Find the lines holding "JSON" and copy them.

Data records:

::::::::

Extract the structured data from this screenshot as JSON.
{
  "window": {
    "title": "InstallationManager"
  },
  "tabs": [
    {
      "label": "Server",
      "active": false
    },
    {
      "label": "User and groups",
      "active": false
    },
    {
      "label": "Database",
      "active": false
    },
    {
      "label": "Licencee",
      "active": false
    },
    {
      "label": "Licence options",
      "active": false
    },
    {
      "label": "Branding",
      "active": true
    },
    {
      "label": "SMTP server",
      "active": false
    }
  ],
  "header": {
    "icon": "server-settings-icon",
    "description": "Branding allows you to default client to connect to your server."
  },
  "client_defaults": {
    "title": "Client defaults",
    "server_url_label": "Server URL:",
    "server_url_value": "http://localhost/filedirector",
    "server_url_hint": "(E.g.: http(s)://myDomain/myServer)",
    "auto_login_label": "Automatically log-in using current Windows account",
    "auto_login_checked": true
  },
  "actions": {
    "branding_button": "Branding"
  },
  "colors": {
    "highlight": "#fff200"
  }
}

::::::::

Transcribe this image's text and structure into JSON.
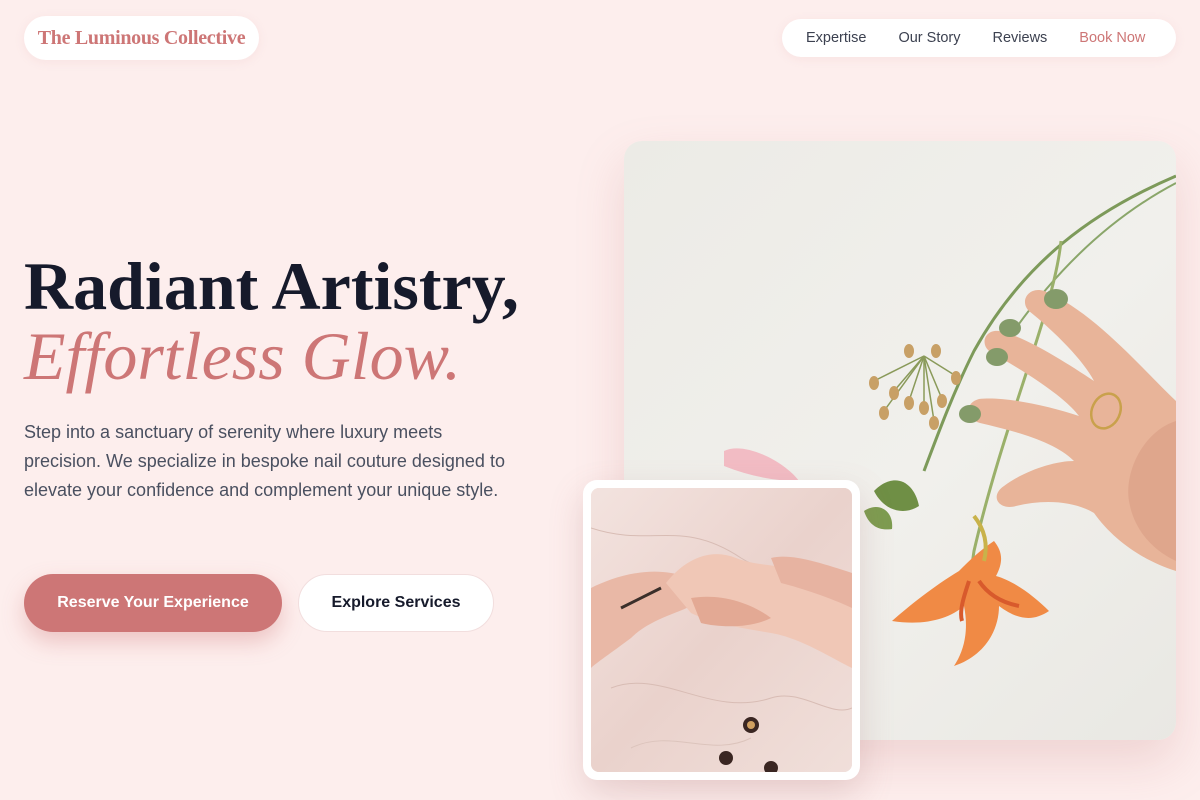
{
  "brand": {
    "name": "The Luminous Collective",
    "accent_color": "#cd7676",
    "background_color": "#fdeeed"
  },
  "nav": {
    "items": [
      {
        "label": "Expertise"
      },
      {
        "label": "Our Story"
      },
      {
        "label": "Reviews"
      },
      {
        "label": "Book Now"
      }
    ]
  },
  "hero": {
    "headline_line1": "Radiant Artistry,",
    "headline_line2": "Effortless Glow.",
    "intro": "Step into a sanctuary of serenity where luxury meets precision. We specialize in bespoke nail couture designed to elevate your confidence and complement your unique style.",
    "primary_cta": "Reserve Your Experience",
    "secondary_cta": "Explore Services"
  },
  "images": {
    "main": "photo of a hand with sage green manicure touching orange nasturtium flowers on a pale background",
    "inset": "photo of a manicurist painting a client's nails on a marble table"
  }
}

::::::::

§ **RESULT**
Extract the structured data from this screenshot as JSON.
Transcribe this image's text and structure into JSON.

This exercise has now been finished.